- [PROBLEM TO SOLVE]
Below are the entries; output exactly the lines from the one containing "Enumerate this screenshot's" through the final line, inclusive.

===== EXERCISE DATA =====

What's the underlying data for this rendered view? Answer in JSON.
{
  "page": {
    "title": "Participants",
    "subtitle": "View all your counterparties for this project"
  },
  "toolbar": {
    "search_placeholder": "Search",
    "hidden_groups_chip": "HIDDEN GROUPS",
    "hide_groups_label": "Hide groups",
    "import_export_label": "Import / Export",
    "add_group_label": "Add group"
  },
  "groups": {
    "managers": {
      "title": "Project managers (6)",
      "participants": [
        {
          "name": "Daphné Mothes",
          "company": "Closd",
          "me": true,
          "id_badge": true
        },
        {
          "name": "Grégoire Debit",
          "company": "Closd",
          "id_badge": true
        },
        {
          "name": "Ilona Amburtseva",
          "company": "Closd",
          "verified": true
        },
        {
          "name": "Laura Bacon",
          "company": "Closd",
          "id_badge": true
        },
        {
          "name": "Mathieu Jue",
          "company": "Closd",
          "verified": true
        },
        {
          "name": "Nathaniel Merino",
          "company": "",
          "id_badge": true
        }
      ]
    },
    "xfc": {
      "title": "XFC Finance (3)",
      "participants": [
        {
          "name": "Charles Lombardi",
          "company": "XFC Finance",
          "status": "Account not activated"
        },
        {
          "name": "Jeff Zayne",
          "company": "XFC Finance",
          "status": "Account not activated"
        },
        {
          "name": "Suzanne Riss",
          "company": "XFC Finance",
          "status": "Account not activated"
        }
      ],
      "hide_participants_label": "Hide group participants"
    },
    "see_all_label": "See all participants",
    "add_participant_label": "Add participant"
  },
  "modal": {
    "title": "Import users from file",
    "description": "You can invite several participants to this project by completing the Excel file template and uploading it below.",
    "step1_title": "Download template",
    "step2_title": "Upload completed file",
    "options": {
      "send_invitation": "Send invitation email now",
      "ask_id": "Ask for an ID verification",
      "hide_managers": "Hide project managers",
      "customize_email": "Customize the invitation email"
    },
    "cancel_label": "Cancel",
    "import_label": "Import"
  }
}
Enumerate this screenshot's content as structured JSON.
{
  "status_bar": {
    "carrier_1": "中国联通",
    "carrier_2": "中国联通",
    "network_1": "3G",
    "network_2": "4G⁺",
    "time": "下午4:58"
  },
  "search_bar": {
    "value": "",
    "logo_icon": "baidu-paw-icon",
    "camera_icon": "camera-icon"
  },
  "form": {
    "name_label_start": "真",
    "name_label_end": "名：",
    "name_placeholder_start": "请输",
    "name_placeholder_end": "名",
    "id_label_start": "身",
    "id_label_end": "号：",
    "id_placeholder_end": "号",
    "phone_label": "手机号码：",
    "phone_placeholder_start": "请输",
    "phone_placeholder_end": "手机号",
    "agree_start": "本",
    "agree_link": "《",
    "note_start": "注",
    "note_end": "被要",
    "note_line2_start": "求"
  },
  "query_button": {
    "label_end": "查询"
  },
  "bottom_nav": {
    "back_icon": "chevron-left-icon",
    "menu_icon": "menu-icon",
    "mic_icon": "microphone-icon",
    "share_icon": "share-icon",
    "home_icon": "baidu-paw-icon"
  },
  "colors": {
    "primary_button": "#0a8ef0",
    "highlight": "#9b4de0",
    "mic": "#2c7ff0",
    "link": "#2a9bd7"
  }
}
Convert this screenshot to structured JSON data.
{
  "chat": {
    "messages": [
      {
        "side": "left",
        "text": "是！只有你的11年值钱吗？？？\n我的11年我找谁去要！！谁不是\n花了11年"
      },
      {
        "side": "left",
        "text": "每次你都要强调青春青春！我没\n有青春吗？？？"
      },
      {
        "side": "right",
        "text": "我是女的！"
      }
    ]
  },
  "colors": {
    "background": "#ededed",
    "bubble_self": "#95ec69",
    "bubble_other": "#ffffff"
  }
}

=====

- [OUTPUT FOR THIS EXERCISE]
Enumerate this screenshot's content as structured JSON.
{
  "status_bar": {
    "carrier_1": "中国联通",
    "carrier_2": "中国联通",
    "network_1": "3G",
    "network_2": "4G⁺",
    "time": "下午4:58"
  },
  "search_bar": {
    "value": "",
    "logo_icon": "baidu-paw-icon",
    "camera_icon": "camera-icon"
  },
  "form": {
    "name_label_start": "真",
    "name_label_end": "名：",
    "name_placeholder_start": "请输",
    "name_placeholder_end": "名",
    "id_label_start": "身",
    "id_label_end": "号：",
    "id_placeholder_end": "号",
    "phone_label": "手机号码：",
    "phone_placeholder_start": "请输",
    "phone_placeholder_end": "手机号",
    "agree_start": "本",
    "agree_link": "《",
    "note_start": "注",
    "note_end": "被要",
    "note_line2_start": "求"
  },
  "query_button": {
    "label_end": "查询"
  },
  "bottom_nav": {
    "back_icon": "chevron-left-icon",
    "menu_icon": "menu-icon",
    "mic_icon": "microphone-icon",
    "share_icon": "share-icon",
    "home_icon": "baidu-paw-icon"
  },
  "colors": {
    "primary_button": "#0a8ef0",
    "highlight": "#9b4de0",
    "mic": "#2c7ff0",
    "link": "#2a9bd7"
  }
}
Convert this screenshot to structured JSON data.
{
  "chat": {
    "messages": [
      {
        "side": "left",
        "text": "是！只有你的11年值钱吗？？？\n我的11年我找谁去要！！谁不是\n花了11年"
      },
      {
        "side": "left",
        "text": "每次你都要强调青春青春！我没\n有青春吗？？？"
      },
      {
        "side": "right",
        "text": "我是女的！"
      }
    ]
  },
  "colors": {
    "background": "#ededed",
    "bubble_self": "#95ec69",
    "bubble_other": "#ffffff"
  }
}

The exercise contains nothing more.